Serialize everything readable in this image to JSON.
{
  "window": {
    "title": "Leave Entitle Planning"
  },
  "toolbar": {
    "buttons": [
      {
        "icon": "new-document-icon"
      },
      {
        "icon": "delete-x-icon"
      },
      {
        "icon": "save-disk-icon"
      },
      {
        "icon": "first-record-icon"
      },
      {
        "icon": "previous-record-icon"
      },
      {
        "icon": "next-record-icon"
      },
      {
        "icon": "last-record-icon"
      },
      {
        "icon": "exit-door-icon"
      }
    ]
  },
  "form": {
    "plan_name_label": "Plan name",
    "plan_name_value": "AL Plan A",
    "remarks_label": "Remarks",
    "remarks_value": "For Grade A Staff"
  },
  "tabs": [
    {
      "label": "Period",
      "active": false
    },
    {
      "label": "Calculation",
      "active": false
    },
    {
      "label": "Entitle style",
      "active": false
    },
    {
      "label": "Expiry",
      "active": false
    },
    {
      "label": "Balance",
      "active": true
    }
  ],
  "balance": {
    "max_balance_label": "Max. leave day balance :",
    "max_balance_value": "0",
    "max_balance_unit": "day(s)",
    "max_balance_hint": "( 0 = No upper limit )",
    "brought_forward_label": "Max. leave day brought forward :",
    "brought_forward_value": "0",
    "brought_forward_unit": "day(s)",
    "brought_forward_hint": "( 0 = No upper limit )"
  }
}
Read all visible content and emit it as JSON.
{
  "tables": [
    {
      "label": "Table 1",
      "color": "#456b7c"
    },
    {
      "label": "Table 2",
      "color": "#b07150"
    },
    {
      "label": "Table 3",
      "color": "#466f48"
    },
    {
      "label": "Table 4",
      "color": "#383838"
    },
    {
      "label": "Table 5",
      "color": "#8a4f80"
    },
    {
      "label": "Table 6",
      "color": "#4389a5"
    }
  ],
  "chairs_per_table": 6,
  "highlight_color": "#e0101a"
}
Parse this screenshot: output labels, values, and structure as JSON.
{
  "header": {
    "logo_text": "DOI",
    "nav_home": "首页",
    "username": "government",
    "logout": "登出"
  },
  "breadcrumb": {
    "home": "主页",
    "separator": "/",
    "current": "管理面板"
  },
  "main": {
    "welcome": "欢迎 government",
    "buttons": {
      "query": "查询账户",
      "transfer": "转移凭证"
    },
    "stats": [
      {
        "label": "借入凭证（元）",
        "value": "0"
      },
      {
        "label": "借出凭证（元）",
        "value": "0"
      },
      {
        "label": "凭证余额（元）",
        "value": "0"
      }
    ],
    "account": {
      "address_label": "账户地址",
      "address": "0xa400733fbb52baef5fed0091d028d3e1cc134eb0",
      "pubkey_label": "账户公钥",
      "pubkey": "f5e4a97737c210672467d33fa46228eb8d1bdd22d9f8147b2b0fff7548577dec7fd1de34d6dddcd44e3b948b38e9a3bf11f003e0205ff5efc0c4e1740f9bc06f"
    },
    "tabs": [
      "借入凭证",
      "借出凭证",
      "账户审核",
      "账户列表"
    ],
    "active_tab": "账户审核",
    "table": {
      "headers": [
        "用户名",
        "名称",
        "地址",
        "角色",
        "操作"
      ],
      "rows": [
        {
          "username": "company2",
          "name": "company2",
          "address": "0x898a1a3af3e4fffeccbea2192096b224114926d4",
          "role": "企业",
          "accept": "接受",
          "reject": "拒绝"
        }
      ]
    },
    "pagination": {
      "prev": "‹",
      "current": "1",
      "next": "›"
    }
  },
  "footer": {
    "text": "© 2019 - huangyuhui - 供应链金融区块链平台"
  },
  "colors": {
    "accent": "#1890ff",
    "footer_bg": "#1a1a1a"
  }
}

************

→ Exercise objective
Return each line of the data that contains the string "upper".

→ Written response
    "max_balance_hint": "( 0 = No upper limit )",
    "brought_forward_hint": "( 0 = No upper limit )"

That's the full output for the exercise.